Write out the data again in full, exactly as it reads.

> **MATERIAL FOR THE TASK**:
▼

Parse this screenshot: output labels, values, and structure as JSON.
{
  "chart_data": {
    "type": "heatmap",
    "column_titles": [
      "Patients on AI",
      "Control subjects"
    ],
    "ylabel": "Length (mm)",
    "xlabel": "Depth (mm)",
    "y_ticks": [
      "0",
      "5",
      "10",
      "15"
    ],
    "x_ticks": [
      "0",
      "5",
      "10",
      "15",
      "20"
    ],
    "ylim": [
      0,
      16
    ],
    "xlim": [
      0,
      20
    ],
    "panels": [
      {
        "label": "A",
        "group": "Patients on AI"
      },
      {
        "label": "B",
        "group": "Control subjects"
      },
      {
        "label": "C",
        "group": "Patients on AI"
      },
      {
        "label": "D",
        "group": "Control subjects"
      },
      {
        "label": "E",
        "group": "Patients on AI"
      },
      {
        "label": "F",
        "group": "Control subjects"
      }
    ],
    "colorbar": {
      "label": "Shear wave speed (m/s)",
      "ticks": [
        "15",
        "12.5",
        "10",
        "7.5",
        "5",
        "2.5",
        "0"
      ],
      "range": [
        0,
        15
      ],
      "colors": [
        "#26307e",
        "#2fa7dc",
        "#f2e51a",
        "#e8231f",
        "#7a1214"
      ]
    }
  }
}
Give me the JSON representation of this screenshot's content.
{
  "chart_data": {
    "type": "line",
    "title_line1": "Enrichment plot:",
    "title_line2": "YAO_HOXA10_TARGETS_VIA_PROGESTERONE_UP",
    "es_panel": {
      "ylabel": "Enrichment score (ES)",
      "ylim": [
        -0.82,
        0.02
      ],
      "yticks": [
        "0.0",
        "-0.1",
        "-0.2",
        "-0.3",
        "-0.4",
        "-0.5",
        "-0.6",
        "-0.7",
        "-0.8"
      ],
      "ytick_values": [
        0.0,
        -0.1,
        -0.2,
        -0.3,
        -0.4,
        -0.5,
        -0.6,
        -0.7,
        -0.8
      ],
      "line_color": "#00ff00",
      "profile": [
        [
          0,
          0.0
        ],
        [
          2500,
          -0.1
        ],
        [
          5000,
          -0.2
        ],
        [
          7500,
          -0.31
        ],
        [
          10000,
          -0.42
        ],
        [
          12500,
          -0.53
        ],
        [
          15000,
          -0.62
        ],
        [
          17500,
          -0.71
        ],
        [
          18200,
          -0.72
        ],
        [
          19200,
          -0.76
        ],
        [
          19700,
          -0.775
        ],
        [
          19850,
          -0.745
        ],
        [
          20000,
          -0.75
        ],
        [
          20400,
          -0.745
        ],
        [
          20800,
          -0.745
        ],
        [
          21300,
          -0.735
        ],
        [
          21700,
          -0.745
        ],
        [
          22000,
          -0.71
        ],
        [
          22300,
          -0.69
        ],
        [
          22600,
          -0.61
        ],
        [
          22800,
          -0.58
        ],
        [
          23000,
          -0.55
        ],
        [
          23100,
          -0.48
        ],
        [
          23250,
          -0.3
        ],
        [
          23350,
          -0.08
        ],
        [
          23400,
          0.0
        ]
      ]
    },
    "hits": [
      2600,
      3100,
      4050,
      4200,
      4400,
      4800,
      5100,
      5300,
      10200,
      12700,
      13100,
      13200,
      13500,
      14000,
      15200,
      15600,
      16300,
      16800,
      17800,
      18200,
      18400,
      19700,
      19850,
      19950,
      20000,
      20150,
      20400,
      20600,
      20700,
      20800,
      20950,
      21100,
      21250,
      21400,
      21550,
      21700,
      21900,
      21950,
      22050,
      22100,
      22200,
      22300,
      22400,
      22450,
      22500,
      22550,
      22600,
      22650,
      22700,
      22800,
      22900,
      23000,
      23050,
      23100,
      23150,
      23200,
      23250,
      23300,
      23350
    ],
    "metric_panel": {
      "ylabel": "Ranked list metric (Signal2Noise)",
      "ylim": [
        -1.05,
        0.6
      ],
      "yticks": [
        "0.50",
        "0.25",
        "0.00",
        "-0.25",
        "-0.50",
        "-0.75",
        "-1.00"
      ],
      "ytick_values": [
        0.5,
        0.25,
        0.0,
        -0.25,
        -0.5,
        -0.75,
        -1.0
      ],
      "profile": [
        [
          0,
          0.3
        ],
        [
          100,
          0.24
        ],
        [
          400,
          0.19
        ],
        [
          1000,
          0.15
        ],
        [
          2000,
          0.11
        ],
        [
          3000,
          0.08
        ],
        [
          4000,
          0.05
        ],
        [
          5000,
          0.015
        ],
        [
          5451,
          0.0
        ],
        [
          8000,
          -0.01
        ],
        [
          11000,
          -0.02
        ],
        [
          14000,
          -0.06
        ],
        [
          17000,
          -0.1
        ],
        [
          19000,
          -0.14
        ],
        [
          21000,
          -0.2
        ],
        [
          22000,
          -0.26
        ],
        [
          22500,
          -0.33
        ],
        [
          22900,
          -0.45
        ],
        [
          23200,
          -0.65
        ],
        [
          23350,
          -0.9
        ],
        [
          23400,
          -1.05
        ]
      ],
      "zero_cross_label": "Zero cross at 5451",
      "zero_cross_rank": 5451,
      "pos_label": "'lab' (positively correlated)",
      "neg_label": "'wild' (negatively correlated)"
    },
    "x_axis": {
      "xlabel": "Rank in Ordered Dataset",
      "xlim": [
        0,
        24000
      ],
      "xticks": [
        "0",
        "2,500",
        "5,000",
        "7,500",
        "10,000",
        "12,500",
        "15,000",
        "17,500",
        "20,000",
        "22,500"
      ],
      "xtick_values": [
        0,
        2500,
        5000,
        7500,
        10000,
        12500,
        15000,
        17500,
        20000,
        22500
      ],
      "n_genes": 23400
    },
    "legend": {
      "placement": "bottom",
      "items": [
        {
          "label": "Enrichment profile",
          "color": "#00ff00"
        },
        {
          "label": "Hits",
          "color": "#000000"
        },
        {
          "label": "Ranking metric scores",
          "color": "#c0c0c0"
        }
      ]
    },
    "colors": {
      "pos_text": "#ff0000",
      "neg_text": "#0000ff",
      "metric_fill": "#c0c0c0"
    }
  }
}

▲

> **THE COMPLETED TASK**:
Parse this screenshot: output labels, values, and structure as JSON.
{
  "chart_data": {
    "type": "heatmap",
    "column_titles": [
      "Patients on AI",
      "Control subjects"
    ],
    "ylabel": "Length (mm)",
    "xlabel": "Depth (mm)",
    "y_ticks": [
      "0",
      "5",
      "10",
      "15"
    ],
    "x_ticks": [
      "0",
      "5",
      "10",
      "15",
      "20"
    ],
    "ylim": [
      0,
      16
    ],
    "xlim": [
      0,
      20
    ],
    "panels": [
      {
        "label": "A",
        "group": "Patients on AI"
      },
      {
        "label": "B",
        "group": "Control subjects"
      },
      {
        "label": "C",
        "group": "Patients on AI"
      },
      {
        "label": "D",
        "group": "Control subjects"
      },
      {
        "label": "E",
        "group": "Patients on AI"
      },
      {
        "label": "F",
        "group": "Control subjects"
      }
    ],
    "colorbar": {
      "label": "Shear wave speed (m/s)",
      "ticks": [
        "15",
        "12.5",
        "10",
        "7.5",
        "5",
        "2.5",
        "0"
      ],
      "range": [
        0,
        15
      ],
      "colors": [
        "#26307e",
        "#2fa7dc",
        "#f2e51a",
        "#e8231f",
        "#7a1214"
      ]
    }
  }
}
Give me the JSON representation of this screenshot's content.
{
  "chart_data": {
    "type": "line",
    "title_line1": "Enrichment plot:",
    "title_line2": "YAO_HOXA10_TARGETS_VIA_PROGESTERONE_UP",
    "es_panel": {
      "ylabel": "Enrichment score (ES)",
      "ylim": [
        -0.82,
        0.02
      ],
      "yticks": [
        "0.0",
        "-0.1",
        "-0.2",
        "-0.3",
        "-0.4",
        "-0.5",
        "-0.6",
        "-0.7",
        "-0.8"
      ],
      "ytick_values": [
        0.0,
        -0.1,
        -0.2,
        -0.3,
        -0.4,
        -0.5,
        -0.6,
        -0.7,
        -0.8
      ],
      "line_color": "#00ff00",
      "profile": [
        [
          0,
          0.0
        ],
        [
          2500,
          -0.1
        ],
        [
          5000,
          -0.2
        ],
        [
          7500,
          -0.31
        ],
        [
          10000,
          -0.42
        ],
        [
          12500,
          -0.53
        ],
        [
          15000,
          -0.62
        ],
        [
          17500,
          -0.71
        ],
        [
          18200,
          -0.72
        ],
        [
          19200,
          -0.76
        ],
        [
          19700,
          -0.775
        ],
        [
          19850,
          -0.745
        ],
        [
          20000,
          -0.75
        ],
        [
          20400,
          -0.745
        ],
        [
          20800,
          -0.745
        ],
        [
          21300,
          -0.735
        ],
        [
          21700,
          -0.745
        ],
        [
          22000,
          -0.71
        ],
        [
          22300,
          -0.69
        ],
        [
          22600,
          -0.61
        ],
        [
          22800,
          -0.58
        ],
        [
          23000,
          -0.55
        ],
        [
          23100,
          -0.48
        ],
        [
          23250,
          -0.3
        ],
        [
          23350,
          -0.08
        ],
        [
          23400,
          0.0
        ]
      ]
    },
    "hits": [
      2600,
      3100,
      4050,
      4200,
      4400,
      4800,
      5100,
      5300,
      10200,
      12700,
      13100,
      13200,
      13500,
      14000,
      15200,
      15600,
      16300,
      16800,
      17800,
      18200,
      18400,
      19700,
      19850,
      19950,
      20000,
      20150,
      20400,
      20600,
      20700,
      20800,
      20950,
      21100,
      21250,
      21400,
      21550,
      21700,
      21900,
      21950,
      22050,
      22100,
      22200,
      22300,
      22400,
      22450,
      22500,
      22550,
      22600,
      22650,
      22700,
      22800,
      22900,
      23000,
      23050,
      23100,
      23150,
      23200,
      23250,
      23300,
      23350
    ],
    "metric_panel": {
      "ylabel": "Ranked list metric (Signal2Noise)",
      "ylim": [
        -1.05,
        0.6
      ],
      "yticks": [
        "0.50",
        "0.25",
        "0.00",
        "-0.25",
        "-0.50",
        "-0.75",
        "-1.00"
      ],
      "ytick_values": [
        0.5,
        0.25,
        0.0,
        -0.25,
        -0.5,
        -0.75,
        -1.0
      ],
      "profile": [
        [
          0,
          0.3
        ],
        [
          100,
          0.24
        ],
        [
          400,
          0.19
        ],
        [
          1000,
          0.15
        ],
        [
          2000,
          0.11
        ],
        [
          3000,
          0.08
        ],
        [
          4000,
          0.05
        ],
        [
          5000,
          0.015
        ],
        [
          5451,
          0.0
        ],
        [
          8000,
          -0.01
        ],
        [
          11000,
          -0.02
        ],
        [
          14000,
          -0.06
        ],
        [
          17000,
          -0.1
        ],
        [
          19000,
          -0.14
        ],
        [
          21000,
          -0.2
        ],
        [
          22000,
          -0.26
        ],
        [
          22500,
          -0.33
        ],
        [
          22900,
          -0.45
        ],
        [
          23200,
          -0.65
        ],
        [
          23350,
          -0.9
        ],
        [
          23400,
          -1.05
        ]
      ],
      "zero_cross_label": "Zero cross at 5451",
      "zero_cross_rank": 5451,
      "pos_label": "'lab' (positively correlated)",
      "neg_label": "'wild' (negatively correlated)"
    },
    "x_axis": {
      "xlabel": "Rank in Ordered Dataset",
      "xlim": [
        0,
        24000
      ],
      "xticks": [
        "0",
        "2,500",
        "5,000",
        "7,500",
        "10,000",
        "12,500",
        "15,000",
        "17,500",
        "20,000",
        "22,500"
      ],
      "xtick_values": [
        0,
        2500,
        5000,
        7500,
        10000,
        12500,
        15000,
        17500,
        20000,
        22500
      ],
      "n_genes": 23400
    },
    "legend": {
      "placement": "bottom",
      "items": [
        {
          "label": "Enrichment profile",
          "color": "#00ff00"
        },
        {
          "label": "Hits",
          "color": "#000000"
        },
        {
          "label": "Ranking metric scores",
          "color": "#c0c0c0"
        }
      ]
    },
    "colors": {
      "pos_text": "#ff0000",
      "neg_text": "#0000ff",
      "metric_fill": "#c0c0c0"
    }
  }
}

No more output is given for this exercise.